Data excerpts
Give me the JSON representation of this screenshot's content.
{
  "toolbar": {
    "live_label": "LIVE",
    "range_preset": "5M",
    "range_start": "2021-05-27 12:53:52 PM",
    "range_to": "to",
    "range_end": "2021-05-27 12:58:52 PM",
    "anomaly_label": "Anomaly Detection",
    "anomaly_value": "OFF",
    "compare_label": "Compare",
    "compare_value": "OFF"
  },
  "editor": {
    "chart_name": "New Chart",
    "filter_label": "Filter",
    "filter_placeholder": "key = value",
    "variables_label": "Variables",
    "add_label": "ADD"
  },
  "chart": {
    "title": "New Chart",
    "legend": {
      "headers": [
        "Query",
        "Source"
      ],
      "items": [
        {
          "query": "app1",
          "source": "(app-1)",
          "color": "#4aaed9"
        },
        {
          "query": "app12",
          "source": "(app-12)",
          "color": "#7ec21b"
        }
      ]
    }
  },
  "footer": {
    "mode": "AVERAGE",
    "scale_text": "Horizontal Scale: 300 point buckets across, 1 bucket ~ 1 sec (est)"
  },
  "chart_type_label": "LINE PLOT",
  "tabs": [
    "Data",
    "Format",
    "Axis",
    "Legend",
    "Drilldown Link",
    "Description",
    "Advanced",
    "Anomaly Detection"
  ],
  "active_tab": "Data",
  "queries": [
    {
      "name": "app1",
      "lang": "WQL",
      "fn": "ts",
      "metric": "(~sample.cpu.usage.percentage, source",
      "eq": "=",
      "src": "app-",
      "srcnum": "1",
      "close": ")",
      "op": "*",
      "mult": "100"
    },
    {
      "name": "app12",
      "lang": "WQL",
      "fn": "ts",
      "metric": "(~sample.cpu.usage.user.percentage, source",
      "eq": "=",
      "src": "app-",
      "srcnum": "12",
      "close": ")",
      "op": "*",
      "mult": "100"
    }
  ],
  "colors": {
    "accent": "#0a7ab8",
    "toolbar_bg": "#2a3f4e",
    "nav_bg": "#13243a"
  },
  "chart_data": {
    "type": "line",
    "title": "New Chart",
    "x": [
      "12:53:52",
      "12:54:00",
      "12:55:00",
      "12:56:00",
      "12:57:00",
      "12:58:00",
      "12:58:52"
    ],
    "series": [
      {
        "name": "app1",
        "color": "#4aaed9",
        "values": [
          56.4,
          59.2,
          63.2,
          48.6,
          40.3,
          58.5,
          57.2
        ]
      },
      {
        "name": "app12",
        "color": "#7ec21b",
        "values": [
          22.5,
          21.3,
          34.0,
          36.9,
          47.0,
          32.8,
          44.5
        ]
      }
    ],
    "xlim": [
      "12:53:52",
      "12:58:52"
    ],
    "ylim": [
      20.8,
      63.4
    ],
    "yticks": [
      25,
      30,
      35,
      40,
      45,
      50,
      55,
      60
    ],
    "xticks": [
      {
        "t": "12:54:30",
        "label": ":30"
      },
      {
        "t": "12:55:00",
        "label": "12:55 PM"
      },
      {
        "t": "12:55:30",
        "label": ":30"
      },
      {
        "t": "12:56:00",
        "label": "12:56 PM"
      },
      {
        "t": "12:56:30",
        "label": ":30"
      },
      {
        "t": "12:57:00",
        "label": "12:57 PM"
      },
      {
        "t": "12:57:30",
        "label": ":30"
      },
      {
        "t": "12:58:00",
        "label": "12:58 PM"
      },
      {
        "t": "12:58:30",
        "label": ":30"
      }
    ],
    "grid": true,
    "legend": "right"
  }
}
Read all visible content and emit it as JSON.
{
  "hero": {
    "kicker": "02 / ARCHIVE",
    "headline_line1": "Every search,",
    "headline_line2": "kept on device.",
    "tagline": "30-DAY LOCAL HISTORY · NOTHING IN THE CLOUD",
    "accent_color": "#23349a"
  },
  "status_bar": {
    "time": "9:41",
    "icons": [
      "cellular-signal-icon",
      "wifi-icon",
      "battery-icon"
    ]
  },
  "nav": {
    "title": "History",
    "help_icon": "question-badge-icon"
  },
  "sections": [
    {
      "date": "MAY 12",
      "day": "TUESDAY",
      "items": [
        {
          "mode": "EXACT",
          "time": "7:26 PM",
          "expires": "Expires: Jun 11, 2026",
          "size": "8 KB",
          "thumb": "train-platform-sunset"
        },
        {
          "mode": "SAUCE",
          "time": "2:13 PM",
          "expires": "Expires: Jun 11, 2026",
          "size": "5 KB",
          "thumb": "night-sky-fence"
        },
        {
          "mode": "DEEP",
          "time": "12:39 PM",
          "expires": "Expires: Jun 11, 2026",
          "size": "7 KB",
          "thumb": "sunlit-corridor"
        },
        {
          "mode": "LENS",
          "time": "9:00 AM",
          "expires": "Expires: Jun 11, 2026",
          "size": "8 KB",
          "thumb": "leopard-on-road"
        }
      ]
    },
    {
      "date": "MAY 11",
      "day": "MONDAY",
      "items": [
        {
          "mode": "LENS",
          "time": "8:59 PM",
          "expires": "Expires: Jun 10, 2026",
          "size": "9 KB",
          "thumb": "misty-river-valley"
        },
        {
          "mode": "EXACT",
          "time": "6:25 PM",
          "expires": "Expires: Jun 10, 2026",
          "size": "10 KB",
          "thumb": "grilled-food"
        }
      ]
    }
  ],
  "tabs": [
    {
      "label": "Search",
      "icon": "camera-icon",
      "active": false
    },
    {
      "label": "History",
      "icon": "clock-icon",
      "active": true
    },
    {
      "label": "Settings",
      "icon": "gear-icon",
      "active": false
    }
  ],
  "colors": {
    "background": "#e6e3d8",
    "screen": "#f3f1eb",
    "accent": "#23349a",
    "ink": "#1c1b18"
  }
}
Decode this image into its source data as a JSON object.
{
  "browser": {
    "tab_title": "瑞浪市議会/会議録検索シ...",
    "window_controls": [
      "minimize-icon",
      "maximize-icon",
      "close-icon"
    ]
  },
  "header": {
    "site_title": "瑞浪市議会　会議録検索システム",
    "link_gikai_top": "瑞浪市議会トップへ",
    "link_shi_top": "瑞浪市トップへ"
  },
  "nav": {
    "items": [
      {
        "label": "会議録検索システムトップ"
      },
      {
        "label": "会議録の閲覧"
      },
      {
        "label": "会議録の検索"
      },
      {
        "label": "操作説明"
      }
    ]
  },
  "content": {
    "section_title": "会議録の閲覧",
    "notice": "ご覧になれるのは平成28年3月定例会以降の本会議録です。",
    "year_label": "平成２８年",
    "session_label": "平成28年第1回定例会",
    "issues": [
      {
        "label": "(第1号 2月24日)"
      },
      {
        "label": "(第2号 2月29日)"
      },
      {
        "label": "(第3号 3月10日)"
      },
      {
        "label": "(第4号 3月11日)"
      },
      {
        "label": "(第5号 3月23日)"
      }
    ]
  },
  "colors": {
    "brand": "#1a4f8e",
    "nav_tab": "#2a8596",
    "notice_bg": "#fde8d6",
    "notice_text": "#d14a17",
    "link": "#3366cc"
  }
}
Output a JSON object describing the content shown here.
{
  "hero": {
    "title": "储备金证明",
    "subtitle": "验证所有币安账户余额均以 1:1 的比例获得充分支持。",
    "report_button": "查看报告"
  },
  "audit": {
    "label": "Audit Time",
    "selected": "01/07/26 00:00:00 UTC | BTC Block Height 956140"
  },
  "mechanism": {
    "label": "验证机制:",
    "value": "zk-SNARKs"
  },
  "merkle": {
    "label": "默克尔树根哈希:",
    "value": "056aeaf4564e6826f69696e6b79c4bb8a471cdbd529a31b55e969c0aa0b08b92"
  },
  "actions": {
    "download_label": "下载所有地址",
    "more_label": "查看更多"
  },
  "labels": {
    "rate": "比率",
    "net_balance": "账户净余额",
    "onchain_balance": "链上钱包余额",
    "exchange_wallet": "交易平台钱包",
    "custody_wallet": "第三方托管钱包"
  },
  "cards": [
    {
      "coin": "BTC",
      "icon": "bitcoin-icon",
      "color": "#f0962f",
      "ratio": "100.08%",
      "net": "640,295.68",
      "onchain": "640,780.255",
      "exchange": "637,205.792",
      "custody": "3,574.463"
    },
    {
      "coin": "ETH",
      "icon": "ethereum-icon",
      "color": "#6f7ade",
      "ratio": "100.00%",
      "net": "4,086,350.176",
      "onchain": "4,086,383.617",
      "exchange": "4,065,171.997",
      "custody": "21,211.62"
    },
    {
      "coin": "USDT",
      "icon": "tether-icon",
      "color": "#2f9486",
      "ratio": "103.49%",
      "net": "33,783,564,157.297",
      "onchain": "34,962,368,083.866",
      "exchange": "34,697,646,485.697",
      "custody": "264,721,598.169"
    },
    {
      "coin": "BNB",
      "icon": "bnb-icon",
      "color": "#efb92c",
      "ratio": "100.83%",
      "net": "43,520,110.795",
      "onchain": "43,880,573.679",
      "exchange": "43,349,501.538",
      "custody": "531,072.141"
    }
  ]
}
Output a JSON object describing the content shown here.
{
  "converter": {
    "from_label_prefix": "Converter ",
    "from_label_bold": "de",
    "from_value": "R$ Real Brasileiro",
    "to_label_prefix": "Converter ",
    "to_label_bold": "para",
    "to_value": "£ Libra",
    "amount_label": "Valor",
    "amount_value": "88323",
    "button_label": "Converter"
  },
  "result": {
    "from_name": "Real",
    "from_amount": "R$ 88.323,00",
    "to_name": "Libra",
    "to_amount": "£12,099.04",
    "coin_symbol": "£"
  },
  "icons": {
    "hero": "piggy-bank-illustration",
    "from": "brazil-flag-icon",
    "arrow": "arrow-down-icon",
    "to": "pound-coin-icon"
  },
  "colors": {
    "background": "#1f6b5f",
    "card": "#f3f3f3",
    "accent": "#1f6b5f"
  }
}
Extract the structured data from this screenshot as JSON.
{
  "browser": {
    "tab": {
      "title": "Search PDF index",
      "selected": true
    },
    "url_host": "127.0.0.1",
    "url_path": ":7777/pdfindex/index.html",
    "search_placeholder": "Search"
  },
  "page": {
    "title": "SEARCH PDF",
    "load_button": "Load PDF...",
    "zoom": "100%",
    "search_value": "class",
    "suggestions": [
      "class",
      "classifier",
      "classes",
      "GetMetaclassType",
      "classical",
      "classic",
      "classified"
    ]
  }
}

▸ Given instruction
Identify each line in the records above that contains the word "this", and copy it out in full.

▸ Task answer
Give me the JSON representation of this screenshot's content.
Decode this image into its source data as a JSON object.
Extract the structured data from this screenshot as JSON.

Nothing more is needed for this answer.